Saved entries
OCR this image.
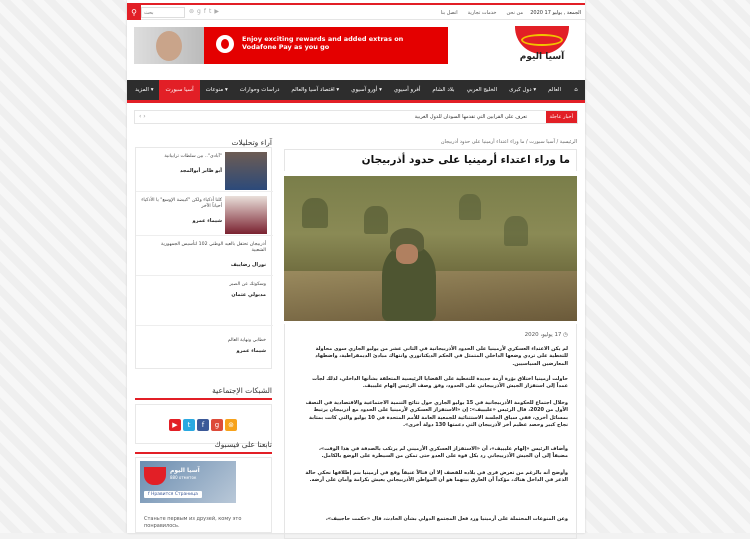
⚲
بحث	⊚ g f t ▶	من نحن
خدمات تجارية
اتصل بنا	الجمعة , يوليو 17 2020
Enjoy exciting rewards and added extras on Vodafone Pay as you go
آسيا اليوم
⌂
العالم
دول كبرى ▾
الخليج العربي
بلاد الشام
أفرو آسيوي
أورو آسيوي ▾
اقتصاد آسيا والعالم ▾
دراسات وحوارات
منوعات ▾
آسيا سبورت
المزيد ▾
أخبار عاجلة
تعرف على القرابين التي تقدمها السودان للدول الغربية
‹ ›
الرئيسية / آسيا سبورت / ما وراء اعتداء أرمينيا على حدود أذربيجان
ما وراء اعتداء أرمينيا على حدود أذربيجان
◷ 17 يوليو، 2020
لم يكن الاعتداء العسكري لأرمينيا على الحدود الأذربيجانية في الثاني عشر من يوليو الجاري سوى محاولة للتغطية على تردي وضعها الداخلي المتمثل في الحكم الديكتاتوري وانتهاك مبادئ الديمقراطية، واضطهاد المعارضين السياسيين.
حاولت أرمينيا اختلاق بؤرة أزمة جديدة للتغطية على القضايا الرئيسية المتعلقة بشأنها الداخلي، لذلك لجأت عمداً إلى استفزاز الجيش الأذربيجاني على الحدود، وفق وصف الرئيس إلهام عليييف.
وخلال اجتماع للحكومة الأذربيجانية في 15 يوليو الجاري حول نتائج التنمية الاجتماعية والاقتصادية في النصف الأول من 2020، قال الرئيس «عليييف»: إن «الاستفزاز العسكري لأرمينيا على الحدود مع أذربيجان يرتبط بمسائل أخرى، ففي سياق الجلسة الاستثنائية للجمعية العامة للأمم المتحدة في 10 يوليو والتي كانت بمثابة نجاح كبير وحصد عظيم أخر لأذربيجان التي دعمتها 130 دولة أخرى».
وأضاف الرئيس «إلهام عليييف»، أن «الاستفزاز العسكري الأرميني لم يرتكب بالصدفة في هذا الوقت»، مضيفاً إلى أن الجيش الأذربيجاني رد بكل قوة على العدو حتى تمكن من السيطرة على الوضع بالكامل.
وأوضح أنه بالرغم من تعرض قرى في بلاده للقصف إلا أن قتالاً عنيفاً وقع في أرمينيا بنم إطلاقها نحكي حالة الذعر في الداخل هناك، مؤكداً أن العارق بينهما هو أن المواطن الأذربيجاني يعيش بكرامة وأمان على أرضه.
وعن المنوعات المحتملة على أرمينيا ورد فعل المجتمع الدولي بشأن الحادث، قال «حكمت حاجييف»،
آراء وتحليلات
"آبادي".. بين سلطات ترابيانية
أبو ظابر أبوالمجد
كلنا أذكياء ولكن "كبيضة الإوسع" يا الأذكياء أحياناً الآخر
شيماء عمرو
أذربيجان تحتفل بالعيد الوطني 102 لتأسيس الجمهورية الشعبية
نورال رضاييف
وسكوتك عن الصبر
مدبولي عثمان
خطابي ونهاية العالم
شيماء عمرو
الشبكات الإجتماعية
▶	t	f	g	⊚
تابعنا على فيسبوك
آسيا اليوم
880 отметок
f Нравится Страница
Станьте первым из друзей, кому это понравилось.
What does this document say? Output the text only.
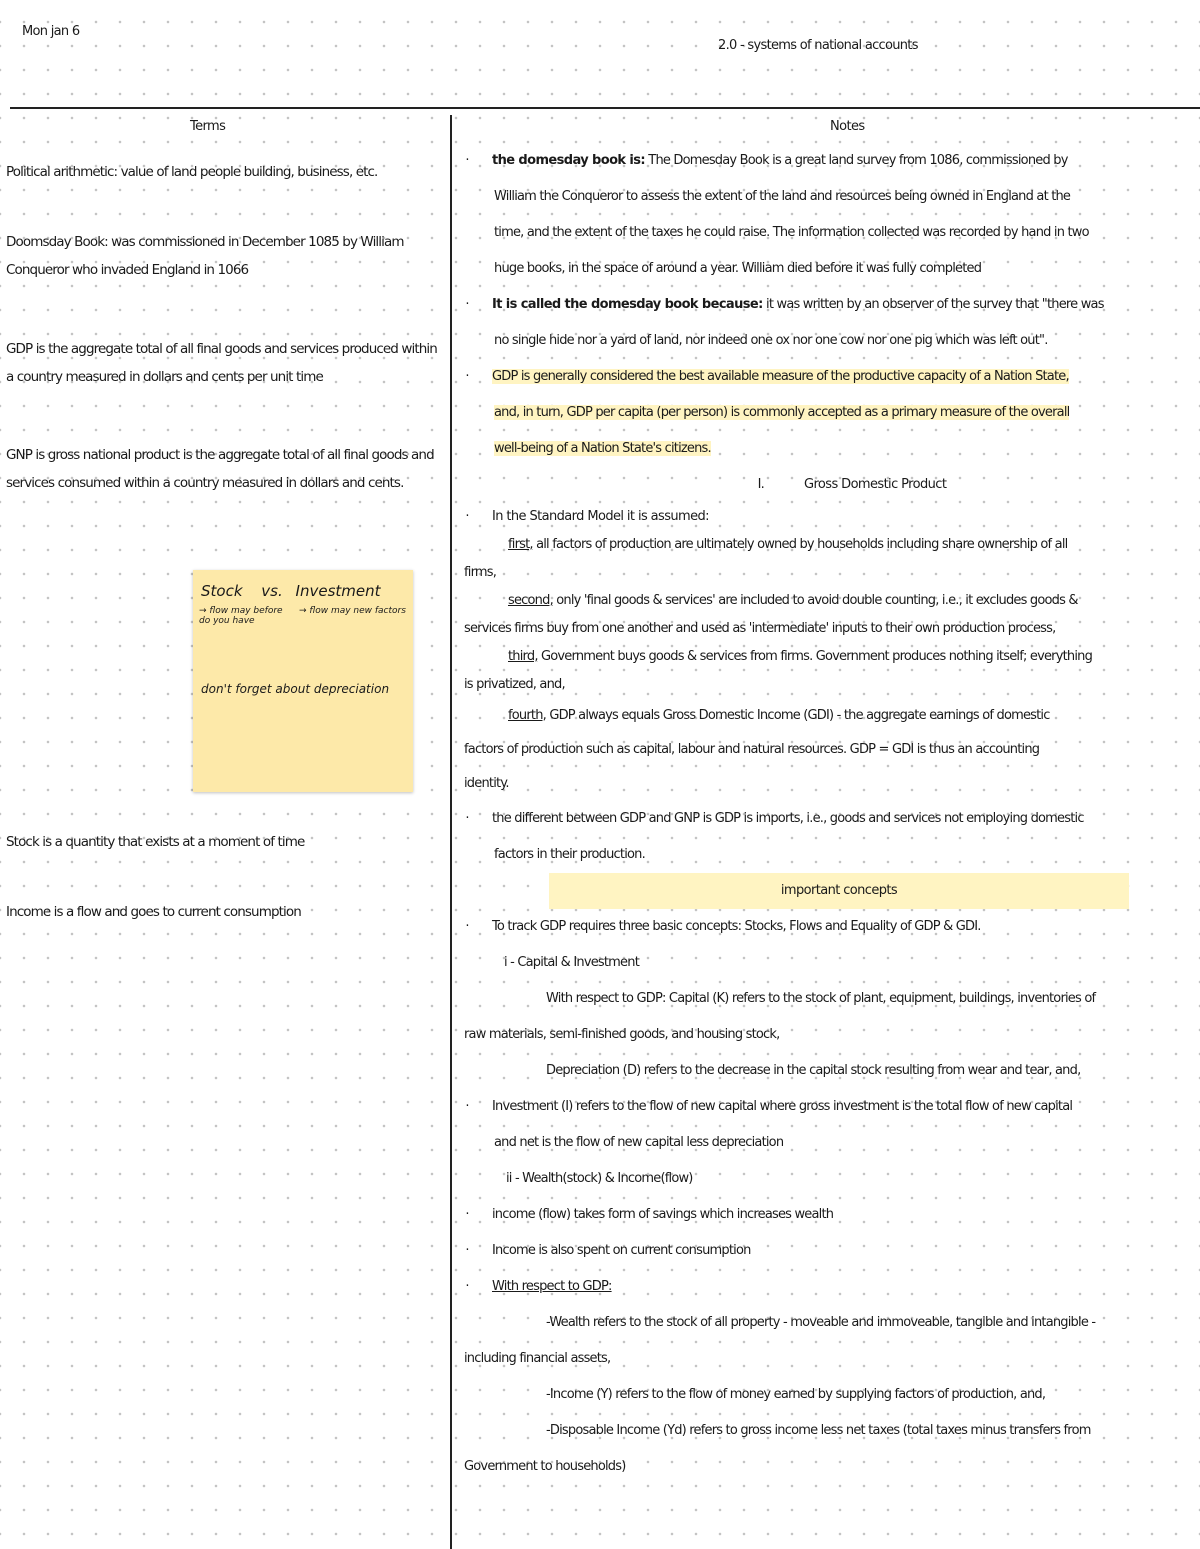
Mon jan 6
2.0 - systems of national accounts
Terms
Political arithmetic: value of land people building, business, etc.
Doomsday Book: was commissioned in December 1085 by William Conqueror who invaded England in 1066
GDP is the aggregate total of all final goods and services produced within a country measured in dollars and cents per unit time
GNP is gross national product is the aggregate total of all final goods and services consumed within a country measured in dollars and cents.
Stock vs. Investment
→ flow may before do you have
→ flow may new factors
don't forget about depreciation
Stock is a quantity that exists at a moment of time
Income is a flow and goes to current consumption
Notes
· the domesday book is: The Domesday Book is a great land survey from 1086, commissioned by
William the Conqueror to assess the extent of the land and resources being owned in England at the
time, and the extent of the taxes he could raise. The information collected was recorded by hand in two
huge books, in the space of around a year. William died before it was fully completed
· It is called the domesday book because: it was written by an observer of the survey that "there was
no single hide nor a yard of land, nor indeed one ox nor one cow nor one pig which was left out".
· GDP is generally considered the best available measure of the productive capacity of a Nation State,
and, in turn, GDP per capita (per person) is commonly accepted as a primary measure of the overall
well-being of a Nation State's citizens.
I.	Gross Domestic Product
· In the Standard Model it is assumed:
first, all factors of production are ultimately owned by households including share ownership of all
firms,
second, only 'final goods & services' are included to avoid double counting, i.e., it excludes goods &
services firms buy from one another and used as 'intermediate' inputs to their own production process,
third, Government buys goods & services from firms. Government produces nothing itself; everything
is privatized, and,
fourth, GDP always equals Gross Domestic Income (GDI) - the aggregate earnings of domestic
factors of production such as capital, labour and natural resources. GDP = GDI is thus an accounting
identity.
· the different between GDP and GNP is GDP is imports, i.e., goods and services not employing domestic
factors in their production.
important concepts
· To track GDP requires three basic concepts: Stocks, Flows and Equality of GDP & GDI.
i - Capital & Investment
With respect to GDP: Capital (K) refers to the stock of plant, equipment, buildings, inventories of
raw materials, semi-finished goods, and housing stock,
Depreciation (D) refers to the decrease in the capital stock resulting from wear and tear, and,
· Investment (I) refers to the flow of new capital where gross investment is the total flow of new capital
and net is the flow of new capital less depreciation
ii - Wealth(stock) & Income(flow)
· income (flow) takes form of savings which increases wealth
· Income is also spent on current consumption
· With respect to GDP:
-Wealth refers to the stock of all property - moveable and immoveable, tangible and intangible -
including financial assets,
-Income (Y) refers to the flow of money earned by supplying factors of production, and,
-Disposable Income (Yd) refers to gross income less net taxes (total taxes minus transfers from
Government to households)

- WORK TO COMPLETE
Out of the material above, gather each line where "England" appears.

- RESPONSE
Doomsday Book: was commissioned in December 1085 by William Conqueror who invaded England in 1066
William the Conqueror to assess the extent of the land and resources being owned in England at the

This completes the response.